__GIVEN INSTRUCTION A__
Edit everything in the rows from the line containing "qty-on-hand-row: Qty on" down to the line containing "Extract all elements", changing "Re-order point" to "Reorder level" and keeping all else the same. Return only those lines.
__GIVEN INSTRUCTION B__
Pick up the excerpt about the demolition threat to Susiya after its last sentence and carry it forward.

__EXCERPT__
--------------------

The new Susiya was built on Palestinian villagers’ private agricultural land, but that is no safeguard. In practice, it is virtually impossible for a Palestinian living in what is known as Area C -- the 60 percent of the West Bank under both civil and security control of the Israeli military -- to receive a building permit. According to Bimkom, an Israeli nonprofit focused on planning rights, more than 98 percent of Palestinian requests for building permits in Area C from 2010 to 2014 were rejected.

The threat has now become immediate. Following the initial distribution of demolition orders, there was a political and legal campaign spearheaded by the residents of Susiya that had support from Palestinian, Israeli and international activists and rights groups. The village was not demolished, our case returned to the courts and the pressure let up.

But this past May, a few months after the re-election of Prime Minister Benjamin Netanyahu, the Israeli Supreme Court justice Noam Sohlberg, who himself lives in an Israeli settlement that is considered illegal under international law, caved in to pressure from right-wing and settler organizations and ruled in the High Court that the Israeli military could go ahead with demolitions in the village -- despite the fact that the higher-ranking Supreme Court had scheduled a hearing for our case on Aug. 3.

--------------------

__DATA TO PROCESS__
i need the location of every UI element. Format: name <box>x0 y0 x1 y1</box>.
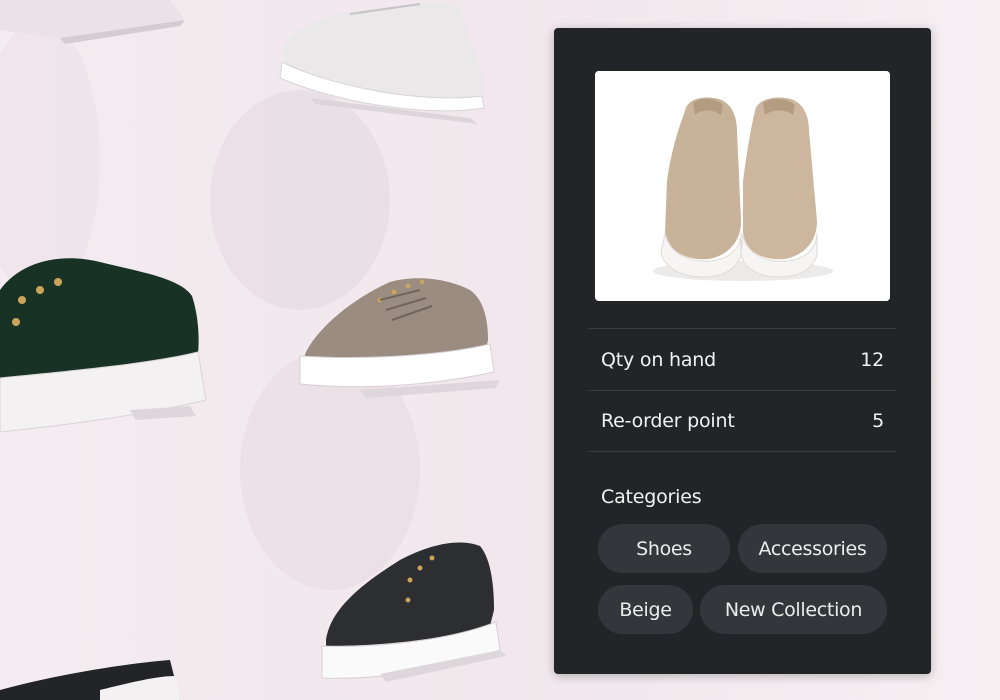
qty-on-hand-row: Qty on hand 12 <box>588 328 897 390</box>
category-chip-beige[interactable]: Beige <box>598 585 693 634</box>
product-image <box>595 71 890 301</box>
reorder-point-value: 5 <box>872 410 884 432</box>
qty-on-hand-label: Qty on hand <box>601 348 716 371</box>
qty-on-hand-value: 12 <box>860 348 884 371</box>
reorder-point-label: Re-order point <box>601 410 735 432</box>
category-chip-shoes[interactable]: Shoes <box>598 524 730 573</box>
categories-title: Categories <box>601 486 702 508</box>
category-chip-new-collection[interactable]: New Collection <box>700 585 887 634</box>
product-card: Qty on hand 12 Re-order point 5 Categori… <box>554 28 931 674</box>
category-chip-accessories[interactable]: Accessories <box>738 524 887 573</box>
reorder-point-row: Re-order point 5 <box>588 390 897 452</box>
beige-slip-on-shoe-photo <box>595 71 890 301</box>
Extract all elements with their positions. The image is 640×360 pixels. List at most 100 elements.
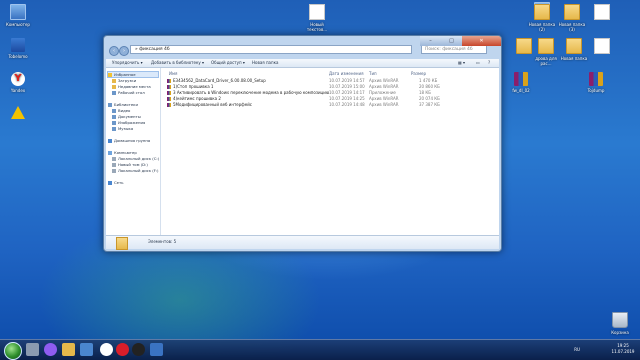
rar-archive-icon bbox=[514, 72, 528, 86]
folder-icon bbox=[538, 38, 554, 54]
homegroup-icon bbox=[108, 139, 112, 143]
opera-taskbar-icon[interactable] bbox=[116, 343, 129, 356]
file-row[interactable]: E3434562_DataCard_Driver_6.00.08.00_Setu… bbox=[161, 78, 499, 83]
recent-places-icon bbox=[112, 85, 116, 89]
network-icon bbox=[108, 181, 112, 185]
desktop-icon-doc-right-2[interactable] bbox=[586, 38, 618, 56]
file-date: 10.07.2019 14:17 bbox=[329, 90, 365, 95]
column-header-date[interactable]: Дата изменения bbox=[329, 71, 364, 76]
file-date: 10.07.2019 14:57 bbox=[329, 78, 365, 83]
star-icon bbox=[108, 73, 112, 77]
sidebar-item-computer[interactable]: Компьютер bbox=[108, 150, 137, 155]
desktop-icon-tojdump[interactable]: Tojdump bbox=[580, 72, 612, 93]
file-size: 18 КБ bbox=[419, 90, 431, 95]
desktop-icon-text-document[interactable]: Новый текстов... bbox=[301, 4, 333, 32]
file-name: E3434562_DataCard_Driver_6.00.08.00_Setu… bbox=[167, 78, 266, 83]
desktop-icon-recycle-bin[interactable]: Корзина bbox=[604, 312, 636, 335]
desktop-icon-tobelomo[interactable]: Tobelomo bbox=[2, 38, 34, 59]
computer-icon bbox=[108, 151, 112, 155]
drive-icon bbox=[112, 169, 116, 173]
clock-date: 11.07.2019 bbox=[611, 349, 635, 354]
text-document-icon bbox=[309, 4, 325, 20]
sidebar-item-drive-f[interactable]: Локальный диск (F:) bbox=[112, 168, 158, 173]
file-date: 10.07.2019 15:00 bbox=[329, 84, 365, 89]
maximize-button[interactable]: □ bbox=[441, 36, 462, 46]
sidebar-item-homegroup[interactable]: Домашняя группа bbox=[108, 138, 150, 143]
column-header-size[interactable]: Размер bbox=[411, 71, 426, 76]
file-size: 1 470 КБ bbox=[419, 78, 438, 83]
sidebar-item-music[interactable]: Музыка bbox=[112, 126, 133, 131]
file-name: 4)кейтимс прошивка 2 bbox=[167, 96, 221, 101]
view-options-icon[interactable]: ▦ ▾ bbox=[458, 59, 465, 67]
command-bar: Упорядочить ▾ Добавить в библиотеку ▾ Об… bbox=[106, 59, 499, 68]
desktop-icon-computer[interactable]: Компьютер bbox=[2, 4, 34, 27]
preview-pane-icon[interactable]: ▭ bbox=[476, 59, 480, 67]
sidebar-item-network[interactable]: Сеть bbox=[108, 180, 123, 185]
sidebar-item-libraries[interactable]: Библиотеки bbox=[108, 102, 138, 107]
title-bar[interactable]: ‹ › » фиксация 4б Поиск: фиксация 4б – □… bbox=[104, 36, 501, 58]
desktop-icon-yandex[interactable]: Y Yandex bbox=[2, 72, 34, 93]
address-bar[interactable]: » фиксация 4б bbox=[130, 45, 412, 54]
forward-button[interactable]: › bbox=[119, 46, 129, 56]
drive-icon bbox=[112, 163, 116, 167]
file-type: Архив WinRAR bbox=[369, 84, 399, 89]
sidebar-item-pictures[interactable]: Изображения bbox=[112, 120, 145, 125]
explorer-taskbar-icon[interactable] bbox=[26, 343, 39, 356]
desktop-icon-folder-2[interactable]: Новая папка (2) bbox=[526, 4, 558, 32]
desktop-icon-fw-dl[interactable]: fw_dl_02 bbox=[505, 72, 537, 93]
sidebar-item-drive-d[interactable]: Новый том (D:) bbox=[112, 162, 148, 167]
desktop-icon-warning[interactable] bbox=[2, 106, 34, 121]
alice-taskbar-icon[interactable] bbox=[44, 343, 57, 356]
share-button[interactable]: Общий доступ ▾ bbox=[211, 59, 245, 67]
start-button[interactable] bbox=[4, 342, 22, 360]
file-row[interactable]: 5Модифицированный веб интерфейс 10.07.20… bbox=[161, 102, 499, 107]
organize-button[interactable]: Упорядочить ▾ bbox=[112, 59, 143, 67]
sidebar-item-video[interactable]: Видео bbox=[112, 108, 130, 113]
search-input[interactable]: Поиск: фиксация 4б bbox=[421, 45, 487, 54]
recycle-bin-icon bbox=[612, 312, 628, 328]
pictures-icon bbox=[112, 121, 116, 125]
file-type: Приложение bbox=[369, 90, 396, 95]
back-button[interactable]: ‹ bbox=[109, 46, 119, 56]
sidebar-item-drive-c[interactable]: Локальный диск (C:) bbox=[112, 156, 159, 161]
record-taskbar-icon[interactable] bbox=[132, 343, 145, 356]
help-icon[interactable]: ? bbox=[488, 59, 490, 67]
language-indicator[interactable]: RU bbox=[574, 347, 580, 352]
file-name: 5Модифицированный веб интерфейс bbox=[167, 102, 252, 107]
app-taskbar-icon[interactable] bbox=[150, 343, 163, 356]
minimize-button[interactable]: – bbox=[420, 36, 441, 46]
file-size: 20 074 КБ bbox=[419, 96, 440, 101]
column-header-name[interactable]: Имя bbox=[169, 71, 177, 76]
yandex-icon: Y bbox=[11, 72, 25, 86]
add-to-library-button[interactable]: Добавить в библиотеку ▾ bbox=[151, 59, 204, 67]
application-icon bbox=[167, 91, 171, 95]
sidebar-item-recent-places[interactable]: Недавние места bbox=[112, 84, 151, 89]
close-button[interactable]: ✕ bbox=[462, 36, 501, 46]
rar-archive-icon bbox=[167, 85, 171, 89]
file-row[interactable]: 4)кейтимс прошивка 2 10.07.2019 14:25 Ар… bbox=[161, 96, 499, 101]
file-type: Архив WinRAR bbox=[369, 78, 399, 83]
video-icon bbox=[112, 109, 116, 113]
music-icon bbox=[112, 127, 116, 131]
file-type: Архив WinRAR bbox=[369, 96, 399, 101]
computer-icon bbox=[10, 4, 26, 20]
folder-taskbar-icon[interactable] bbox=[62, 343, 75, 356]
desktop-icon-doc-right-1[interactable] bbox=[586, 4, 618, 22]
file-name: 3 Активировать в Windows переключение мо… bbox=[167, 90, 329, 95]
documents-icon bbox=[112, 115, 116, 119]
sidebar-item-favorites[interactable]: Избранное bbox=[107, 71, 159, 78]
desktop-icon-folder-3[interactable]: Новая папка (3) bbox=[556, 4, 588, 32]
sidebar-item-desktop[interactable]: Рабочий стол bbox=[112, 90, 145, 95]
yandex-browser-taskbar-icon[interactable] bbox=[100, 343, 113, 356]
file-row[interactable]: 3 Активировать в Windows переключение мо… bbox=[161, 90, 499, 95]
drive-icon bbox=[112, 157, 116, 161]
text-document-icon bbox=[594, 4, 610, 20]
sidebar-item-documents[interactable]: Документы bbox=[112, 114, 141, 119]
media-taskbar-icon[interactable] bbox=[80, 343, 93, 356]
sidebar-item-downloads[interactable]: Загрузки bbox=[112, 78, 136, 83]
new-folder-button[interactable]: Новая папка bbox=[252, 59, 279, 67]
file-date: 10.07.2019 14:48 bbox=[329, 102, 365, 107]
clock[interactable]: 19:25 11.07.2019 bbox=[611, 343, 635, 355]
column-header-type[interactable]: Тип bbox=[369, 71, 377, 76]
file-row[interactable]: 1)Стоп прошивка 1 10.07.2019 15:00 Архив… bbox=[161, 84, 499, 89]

--------------------

__EXERCISE RESPONSE A__
qty-on-hand-row: Qty on hand 12 <box>588 328 897 390</box>
category-chip-beige[interactable]: Beige <box>598 585 693 634</box>
product-image <box>595 71 890 301</box>
reorder-point-value: 5 <box>872 410 884 432</box>
qty-on-hand-label: Qty on hand <box>601 348 716 371</box>
qty-on-hand-value: 12 <box>860 348 884 371</box>
reorder-point-label: Reorder level <box>601 410 735 432</box>
category-chip-shoes[interactable]: Shoes <box>598 524 730 573</box>
categories-title: Categories <box>601 486 702 508</box>
category-chip-new-collection[interactable]: New Collection <box>700 585 887 634</box>
product-card: Qty on hand 12 Reorder level 5 Categori… <box>554 28 931 674</box>
category-chip-accessories[interactable]: Accessories <box>738 524 887 573</box>
reorder-point-row: Reorder level 5 <box>588 390 897 452</box>
beige-slip-on-shoe-photo <box>595 71 890 301</box>
Extract all elements with their positions. The image is 640×360 pixels. List at most 100 elements.

__EXERCISE RESPONSE B__
[Middle East Monitor:] 651k Israeli settlers live in 185 illegal settlements and 220 unauthorised locations in #WestBank and Jerusalem at the start of 2015: image via Palestine @ops_pal, 18 July 2015

Earlier this month, I learned from lawyers working against the demolition of Susiya that representatives of the Israeli military had stated their intent to demolish parts of our village before the Aug. 3 hearing. Since the May ruling, we in Susiya have been grateful for an outpouring of support and solidarity. Last week, the State Department’s spokesman, John Kirby, made a strong statement on the issue.

“We’re closely following developments in the village of Susiya, in the West Bank,” he said, “and we strongly urge the Israeli authorities to refrain from carrying out any demolitions in the village. Demolition of this Palestinian village or parts of it, and evictions of Palestinians from their homes, would be harmful and provocative.”

That was a step in the right direction, but we need more than mere declarations now. If the Israeli government demolishes all or part of Susiya once again, it will be for no other reason than that we are Palestinians who refused to leave, despite immense pressure and great hardships of daily life under occupation.

The situation in Susiya is only one of many such situations in Area C of the West Bank. Several villages near ours have pending demolition orders as well. If Susiya is destroyed and its residents expelled, it will serve as a precedent for further demolitions and expulsions through the South Hebron Hills and Area C of the West Bank. This must not be allowed to happen.

This story is not a story of Jews against Muslims, or even a story of Israelis against Palestinians. We’re grateful for the many messages of support our village has received from Jewish communities around the world, and the groups and activists working by our side include many Israelis. This is simply a story of justice and equality against dispossession and oppression.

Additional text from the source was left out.